>> start Data provided
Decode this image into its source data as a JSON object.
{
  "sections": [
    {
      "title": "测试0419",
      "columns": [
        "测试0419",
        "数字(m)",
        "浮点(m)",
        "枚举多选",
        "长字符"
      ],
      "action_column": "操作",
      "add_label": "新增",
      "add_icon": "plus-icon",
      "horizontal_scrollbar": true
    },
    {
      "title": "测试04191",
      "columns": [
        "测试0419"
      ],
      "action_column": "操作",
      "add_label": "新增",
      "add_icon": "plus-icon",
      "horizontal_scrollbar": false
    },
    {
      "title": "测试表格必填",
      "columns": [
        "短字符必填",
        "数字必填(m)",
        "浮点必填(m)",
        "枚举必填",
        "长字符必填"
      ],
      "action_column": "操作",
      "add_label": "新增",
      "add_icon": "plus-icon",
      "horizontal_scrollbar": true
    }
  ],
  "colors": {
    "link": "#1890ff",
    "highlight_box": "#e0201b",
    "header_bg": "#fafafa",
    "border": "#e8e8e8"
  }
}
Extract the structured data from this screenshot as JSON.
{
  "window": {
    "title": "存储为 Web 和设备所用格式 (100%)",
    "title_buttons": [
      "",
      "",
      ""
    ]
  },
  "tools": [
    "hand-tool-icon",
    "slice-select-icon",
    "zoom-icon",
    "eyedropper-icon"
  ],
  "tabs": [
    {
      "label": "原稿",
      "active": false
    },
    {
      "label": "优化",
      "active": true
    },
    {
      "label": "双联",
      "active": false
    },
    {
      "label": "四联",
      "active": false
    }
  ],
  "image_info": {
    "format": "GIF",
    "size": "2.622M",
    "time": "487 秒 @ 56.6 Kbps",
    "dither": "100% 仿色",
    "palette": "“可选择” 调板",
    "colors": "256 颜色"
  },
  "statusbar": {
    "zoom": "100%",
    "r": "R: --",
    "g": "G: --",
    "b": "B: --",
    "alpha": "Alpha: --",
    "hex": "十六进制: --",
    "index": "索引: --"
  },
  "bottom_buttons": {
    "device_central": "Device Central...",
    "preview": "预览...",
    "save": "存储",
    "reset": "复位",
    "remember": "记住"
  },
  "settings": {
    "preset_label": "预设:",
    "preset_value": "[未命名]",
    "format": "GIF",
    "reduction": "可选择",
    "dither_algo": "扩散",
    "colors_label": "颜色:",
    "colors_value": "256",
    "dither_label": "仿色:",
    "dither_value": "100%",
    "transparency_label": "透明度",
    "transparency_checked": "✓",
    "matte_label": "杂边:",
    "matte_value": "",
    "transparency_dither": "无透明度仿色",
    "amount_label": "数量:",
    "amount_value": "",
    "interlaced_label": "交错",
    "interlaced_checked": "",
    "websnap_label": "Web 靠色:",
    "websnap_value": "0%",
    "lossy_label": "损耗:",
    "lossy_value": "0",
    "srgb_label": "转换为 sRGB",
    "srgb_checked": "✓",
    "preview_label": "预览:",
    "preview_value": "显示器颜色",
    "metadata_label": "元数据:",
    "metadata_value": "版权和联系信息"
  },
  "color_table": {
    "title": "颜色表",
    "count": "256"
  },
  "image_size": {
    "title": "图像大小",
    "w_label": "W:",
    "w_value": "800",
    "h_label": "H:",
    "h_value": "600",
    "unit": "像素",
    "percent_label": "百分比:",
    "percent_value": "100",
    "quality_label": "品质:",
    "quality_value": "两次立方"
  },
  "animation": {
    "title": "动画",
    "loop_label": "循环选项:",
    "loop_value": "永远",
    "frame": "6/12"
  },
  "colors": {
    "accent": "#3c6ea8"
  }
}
>> end Data provided
— Task to complete —
Output the entries verbatim.

— Solution —
Decode this image into its source data as a JSON object.
{
  "sections": [
    {
      "title": "测试0419",
      "columns": [
        "测试0419",
        "数字(m)",
        "浮点(m)",
        "枚举多选",
        "长字符"
      ],
      "action_column": "操作",
      "add_label": "新增",
      "add_icon": "plus-icon",
      "horizontal_scrollbar": true
    },
    {
      "title": "测试04191",
      "columns": [
        "测试0419"
      ],
      "action_column": "操作",
      "add_label": "新增",
      "add_icon": "plus-icon",
      "horizontal_scrollbar": false
    },
    {
      "title": "测试表格必填",
      "columns": [
        "短字符必填",
        "数字必填(m)",
        "浮点必填(m)",
        "枚举必填",
        "长字符必填"
      ],
      "action_column": "操作",
      "add_label": "新增",
      "add_icon": "plus-icon",
      "horizontal_scrollbar": true
    }
  ],
  "colors": {
    "link": "#1890ff",
    "highlight_box": "#e0201b",
    "header_bg": "#fafafa",
    "border": "#e8e8e8"
  }
}
Extract the structured data from this screenshot as JSON.
{
  "window": {
    "title": "存储为 Web 和设备所用格式 (100%)",
    "title_buttons": [
      "",
      "",
      ""
    ]
  },
  "tools": [
    "hand-tool-icon",
    "slice-select-icon",
    "zoom-icon",
    "eyedropper-icon"
  ],
  "tabs": [
    {
      "label": "原稿",
      "active": false
    },
    {
      "label": "优化",
      "active": true
    },
    {
      "label": "双联",
      "active": false
    },
    {
      "label": "四联",
      "active": false
    }
  ],
  "image_info": {
    "format": "GIF",
    "size": "2.622M",
    "time": "487 秒 @ 56.6 Kbps",
    "dither": "100% 仿色",
    "palette": "“可选择” 调板",
    "colors": "256 颜色"
  },
  "statusbar": {
    "zoom": "100%",
    "r": "R: --",
    "g": "G: --",
    "b": "B: --",
    "alpha": "Alpha: --",
    "hex": "十六进制: --",
    "index": "索引: --"
  },
  "bottom_buttons": {
    "device_central": "Device Central...",
    "preview": "预览...",
    "save": "存储",
    "reset": "复位",
    "remember": "记住"
  },
  "settings": {
    "preset_label": "预设:",
    "preset_value": "[未命名]",
    "format": "GIF",
    "reduction": "可选择",
    "dither_algo": "扩散",
    "colors_label": "颜色:",
    "colors_value": "256",
    "dither_label": "仿色:",
    "dither_value": "100%",
    "transparency_label": "透明度",
    "transparency_checked": "✓",
    "matte_label": "杂边:",
    "matte_value": "",
    "transparency_dither": "无透明度仿色",
    "amount_label": "数量:",
    "amount_value": "",
    "interlaced_label": "交错",
    "interlaced_checked": "",
    "websnap_label": "Web 靠色:",
    "websnap_value": "0%",
    "lossy_label": "损耗:",
    "lossy_value": "0",
    "srgb_label": "转换为 sRGB",
    "srgb_checked": "✓",
    "preview_label": "预览:",
    "preview_value": "显示器颜色",
    "metadata_label": "元数据:",
    "metadata_value": "版权和联系信息"
  },
  "color_table": {
    "title": "颜色表",
    "count": "256"
  },
  "image_size": {
    "title": "图像大小",
    "w_label": "W:",
    "w_value": "800",
    "h_label": "H:",
    "h_value": "600",
    "unit": "像素",
    "percent_label": "百分比:",
    "percent_value": "100",
    "quality_label": "品质:",
    "quality_value": "两次立方"
  },
  "animation": {
    "title": "动画",
    "loop_label": "循环选项:",
    "loop_value": "永远",
    "frame": "6/12"
  },
  "colors": {
    "accent": "#3c6ea8"
  }
}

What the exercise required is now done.